Records contained in a dataset
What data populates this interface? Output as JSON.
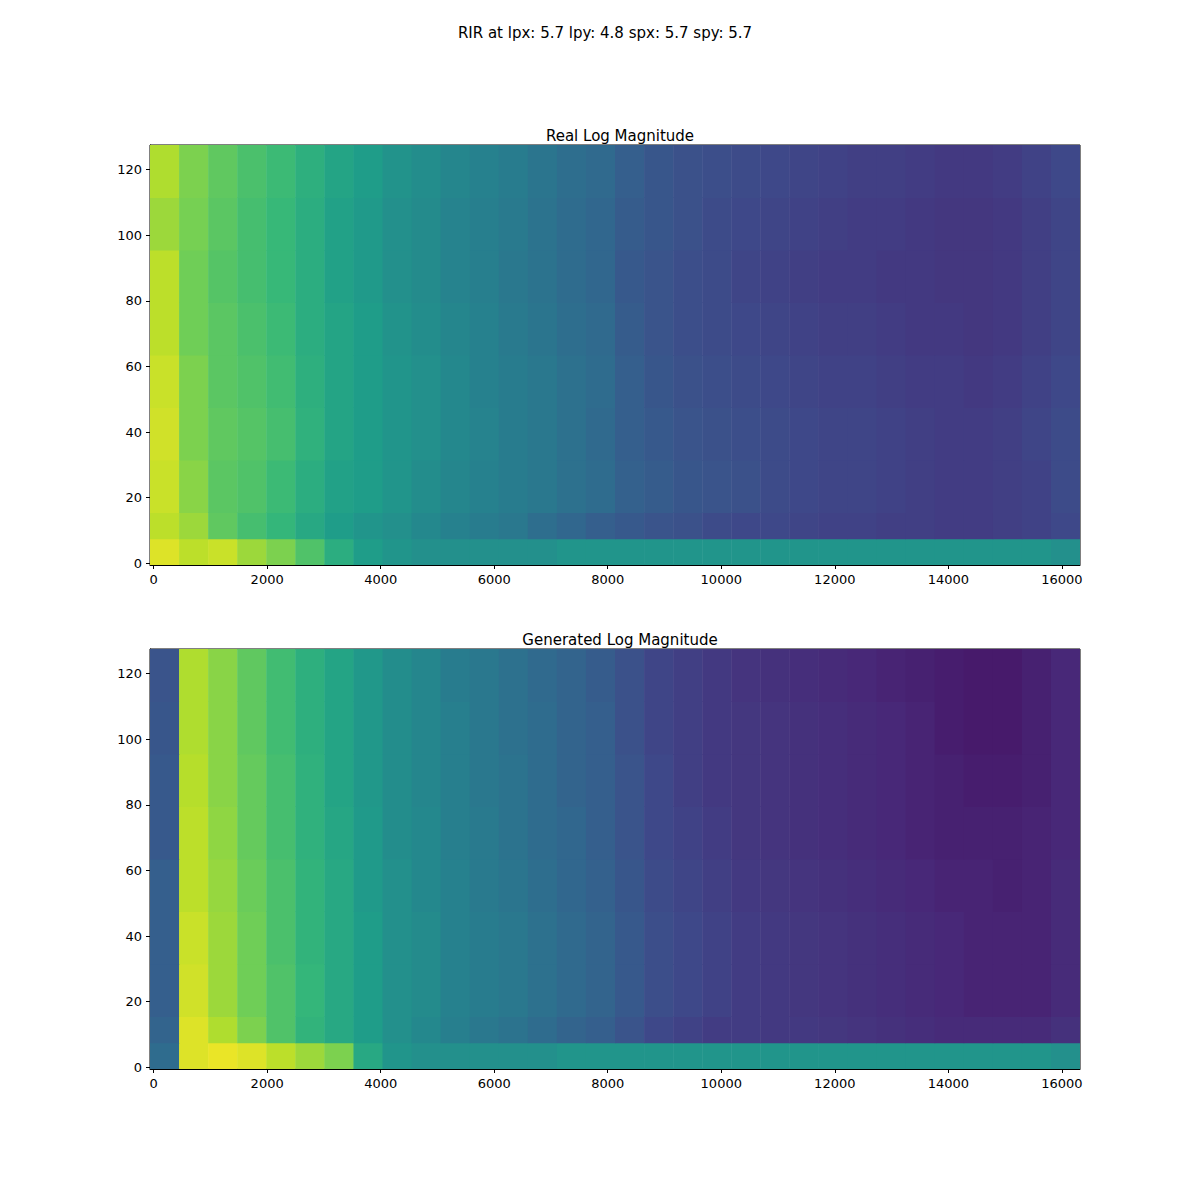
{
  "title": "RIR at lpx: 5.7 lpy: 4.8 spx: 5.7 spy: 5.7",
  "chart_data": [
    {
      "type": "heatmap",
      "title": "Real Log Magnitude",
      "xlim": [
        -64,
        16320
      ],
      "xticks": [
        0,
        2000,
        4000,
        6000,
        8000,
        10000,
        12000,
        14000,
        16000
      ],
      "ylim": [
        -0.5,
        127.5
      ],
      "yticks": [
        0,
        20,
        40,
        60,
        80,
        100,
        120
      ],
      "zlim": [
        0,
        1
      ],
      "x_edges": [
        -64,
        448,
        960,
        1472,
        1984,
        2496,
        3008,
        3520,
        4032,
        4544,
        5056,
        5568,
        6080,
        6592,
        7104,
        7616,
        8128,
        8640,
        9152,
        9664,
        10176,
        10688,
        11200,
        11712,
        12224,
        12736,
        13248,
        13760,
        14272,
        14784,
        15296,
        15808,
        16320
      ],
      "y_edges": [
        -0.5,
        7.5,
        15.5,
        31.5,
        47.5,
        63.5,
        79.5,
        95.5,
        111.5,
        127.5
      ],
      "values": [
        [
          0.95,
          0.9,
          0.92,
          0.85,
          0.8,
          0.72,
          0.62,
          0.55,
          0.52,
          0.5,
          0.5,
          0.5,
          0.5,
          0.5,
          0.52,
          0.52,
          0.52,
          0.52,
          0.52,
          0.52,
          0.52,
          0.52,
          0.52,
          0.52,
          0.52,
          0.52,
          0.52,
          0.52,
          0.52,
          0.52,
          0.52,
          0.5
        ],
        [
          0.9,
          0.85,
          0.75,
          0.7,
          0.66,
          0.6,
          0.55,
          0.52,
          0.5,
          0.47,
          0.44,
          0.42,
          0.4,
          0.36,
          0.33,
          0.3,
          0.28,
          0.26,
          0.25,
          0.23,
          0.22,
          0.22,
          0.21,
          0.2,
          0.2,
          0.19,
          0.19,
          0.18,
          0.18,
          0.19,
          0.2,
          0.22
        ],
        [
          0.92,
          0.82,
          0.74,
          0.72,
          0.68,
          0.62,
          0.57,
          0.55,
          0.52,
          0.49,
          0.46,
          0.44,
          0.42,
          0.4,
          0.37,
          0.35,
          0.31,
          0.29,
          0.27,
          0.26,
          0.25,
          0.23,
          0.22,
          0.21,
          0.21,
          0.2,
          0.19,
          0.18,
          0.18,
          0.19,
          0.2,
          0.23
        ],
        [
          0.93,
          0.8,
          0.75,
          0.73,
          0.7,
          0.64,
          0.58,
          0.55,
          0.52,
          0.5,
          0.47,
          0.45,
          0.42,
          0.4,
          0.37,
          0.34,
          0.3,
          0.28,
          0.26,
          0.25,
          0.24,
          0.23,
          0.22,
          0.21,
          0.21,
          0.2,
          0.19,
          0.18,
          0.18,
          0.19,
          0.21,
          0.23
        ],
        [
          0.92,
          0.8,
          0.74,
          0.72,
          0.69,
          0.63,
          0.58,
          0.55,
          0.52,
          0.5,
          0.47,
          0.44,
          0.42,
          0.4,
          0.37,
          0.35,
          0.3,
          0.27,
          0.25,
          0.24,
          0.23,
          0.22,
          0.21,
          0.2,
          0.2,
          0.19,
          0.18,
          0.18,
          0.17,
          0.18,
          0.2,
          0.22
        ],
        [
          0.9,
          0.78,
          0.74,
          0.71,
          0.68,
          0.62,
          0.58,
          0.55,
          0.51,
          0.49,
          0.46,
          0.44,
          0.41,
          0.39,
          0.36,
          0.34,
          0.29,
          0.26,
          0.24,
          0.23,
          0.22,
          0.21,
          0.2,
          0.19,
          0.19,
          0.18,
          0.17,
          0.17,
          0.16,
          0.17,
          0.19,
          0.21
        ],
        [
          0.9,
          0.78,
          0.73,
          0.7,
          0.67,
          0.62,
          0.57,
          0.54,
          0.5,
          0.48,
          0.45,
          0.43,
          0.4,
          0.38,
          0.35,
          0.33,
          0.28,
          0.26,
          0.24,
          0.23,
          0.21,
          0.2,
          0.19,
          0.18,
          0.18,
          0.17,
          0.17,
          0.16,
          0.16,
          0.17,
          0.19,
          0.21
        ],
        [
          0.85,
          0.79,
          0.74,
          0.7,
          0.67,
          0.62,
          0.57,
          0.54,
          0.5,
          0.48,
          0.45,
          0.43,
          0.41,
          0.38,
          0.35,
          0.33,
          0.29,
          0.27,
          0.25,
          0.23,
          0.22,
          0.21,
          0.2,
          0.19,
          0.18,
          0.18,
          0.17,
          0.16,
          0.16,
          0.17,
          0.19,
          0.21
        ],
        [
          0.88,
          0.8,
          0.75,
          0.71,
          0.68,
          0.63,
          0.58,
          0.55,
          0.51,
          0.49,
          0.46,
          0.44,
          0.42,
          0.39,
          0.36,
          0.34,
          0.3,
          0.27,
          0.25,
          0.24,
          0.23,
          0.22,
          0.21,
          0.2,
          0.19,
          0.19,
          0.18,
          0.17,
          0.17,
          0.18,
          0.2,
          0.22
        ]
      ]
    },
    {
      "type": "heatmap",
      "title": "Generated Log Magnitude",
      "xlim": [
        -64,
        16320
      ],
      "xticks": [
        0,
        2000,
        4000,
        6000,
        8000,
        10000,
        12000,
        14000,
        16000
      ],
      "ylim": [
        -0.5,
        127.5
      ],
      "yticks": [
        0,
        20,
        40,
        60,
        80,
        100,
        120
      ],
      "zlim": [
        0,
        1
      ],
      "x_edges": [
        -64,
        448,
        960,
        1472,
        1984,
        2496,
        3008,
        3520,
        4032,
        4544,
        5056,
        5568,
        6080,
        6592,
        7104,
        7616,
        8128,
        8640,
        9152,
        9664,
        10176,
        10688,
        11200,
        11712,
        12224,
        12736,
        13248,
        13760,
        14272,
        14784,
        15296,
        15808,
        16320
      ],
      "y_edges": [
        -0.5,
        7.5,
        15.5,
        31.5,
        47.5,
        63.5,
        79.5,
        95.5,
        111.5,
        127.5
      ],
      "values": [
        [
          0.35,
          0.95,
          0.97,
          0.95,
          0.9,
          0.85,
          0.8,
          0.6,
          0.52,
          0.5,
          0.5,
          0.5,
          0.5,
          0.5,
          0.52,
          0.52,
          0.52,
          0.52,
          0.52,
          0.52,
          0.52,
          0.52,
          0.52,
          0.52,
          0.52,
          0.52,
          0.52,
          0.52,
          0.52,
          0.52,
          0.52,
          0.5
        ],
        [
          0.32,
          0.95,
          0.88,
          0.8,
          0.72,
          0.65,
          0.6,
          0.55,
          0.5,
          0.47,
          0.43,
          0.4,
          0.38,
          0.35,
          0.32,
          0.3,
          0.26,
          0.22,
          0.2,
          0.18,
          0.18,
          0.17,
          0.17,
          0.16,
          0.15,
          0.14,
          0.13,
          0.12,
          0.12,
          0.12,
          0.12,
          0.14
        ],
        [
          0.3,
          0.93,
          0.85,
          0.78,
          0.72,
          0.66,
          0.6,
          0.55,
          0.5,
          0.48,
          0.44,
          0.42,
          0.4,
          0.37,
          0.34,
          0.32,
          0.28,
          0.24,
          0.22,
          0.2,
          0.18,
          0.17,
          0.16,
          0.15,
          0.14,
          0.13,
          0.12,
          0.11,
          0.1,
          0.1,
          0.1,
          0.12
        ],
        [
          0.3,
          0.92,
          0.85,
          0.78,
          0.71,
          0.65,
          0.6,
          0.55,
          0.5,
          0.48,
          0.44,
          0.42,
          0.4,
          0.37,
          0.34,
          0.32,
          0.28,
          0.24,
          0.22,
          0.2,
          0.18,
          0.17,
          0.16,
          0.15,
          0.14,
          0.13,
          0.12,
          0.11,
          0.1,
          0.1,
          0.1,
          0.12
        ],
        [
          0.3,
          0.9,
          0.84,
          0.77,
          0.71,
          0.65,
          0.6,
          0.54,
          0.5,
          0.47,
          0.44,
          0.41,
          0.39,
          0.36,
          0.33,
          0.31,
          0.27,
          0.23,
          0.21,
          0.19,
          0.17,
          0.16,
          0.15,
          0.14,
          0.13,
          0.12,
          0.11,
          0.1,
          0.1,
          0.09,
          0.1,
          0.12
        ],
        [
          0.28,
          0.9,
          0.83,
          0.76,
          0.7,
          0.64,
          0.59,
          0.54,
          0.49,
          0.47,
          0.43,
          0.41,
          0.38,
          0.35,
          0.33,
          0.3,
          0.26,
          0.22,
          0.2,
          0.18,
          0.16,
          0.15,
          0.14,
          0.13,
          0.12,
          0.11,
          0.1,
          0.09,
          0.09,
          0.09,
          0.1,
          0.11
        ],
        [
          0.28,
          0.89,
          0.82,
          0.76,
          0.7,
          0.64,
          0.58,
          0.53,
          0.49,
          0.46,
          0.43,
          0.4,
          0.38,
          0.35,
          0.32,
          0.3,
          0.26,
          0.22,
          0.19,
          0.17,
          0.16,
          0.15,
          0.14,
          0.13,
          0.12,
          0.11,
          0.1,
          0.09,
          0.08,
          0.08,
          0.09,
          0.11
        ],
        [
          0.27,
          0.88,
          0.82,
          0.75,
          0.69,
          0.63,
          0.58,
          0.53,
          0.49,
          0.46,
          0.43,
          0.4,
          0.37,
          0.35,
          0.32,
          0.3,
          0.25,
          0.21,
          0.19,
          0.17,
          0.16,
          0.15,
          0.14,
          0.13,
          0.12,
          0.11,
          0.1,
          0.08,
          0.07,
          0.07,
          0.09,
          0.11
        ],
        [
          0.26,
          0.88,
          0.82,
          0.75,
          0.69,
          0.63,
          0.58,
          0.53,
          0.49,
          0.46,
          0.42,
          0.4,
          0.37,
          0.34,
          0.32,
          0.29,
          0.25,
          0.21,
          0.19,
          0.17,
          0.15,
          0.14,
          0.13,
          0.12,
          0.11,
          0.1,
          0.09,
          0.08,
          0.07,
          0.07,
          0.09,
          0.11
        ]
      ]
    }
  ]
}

Work to complete »
Show every line from the listing above in which the string "Magnitude" appears.

Written solution »
      "title": "Real Log Magnitude",
      "title": "Generated Log Magnitude",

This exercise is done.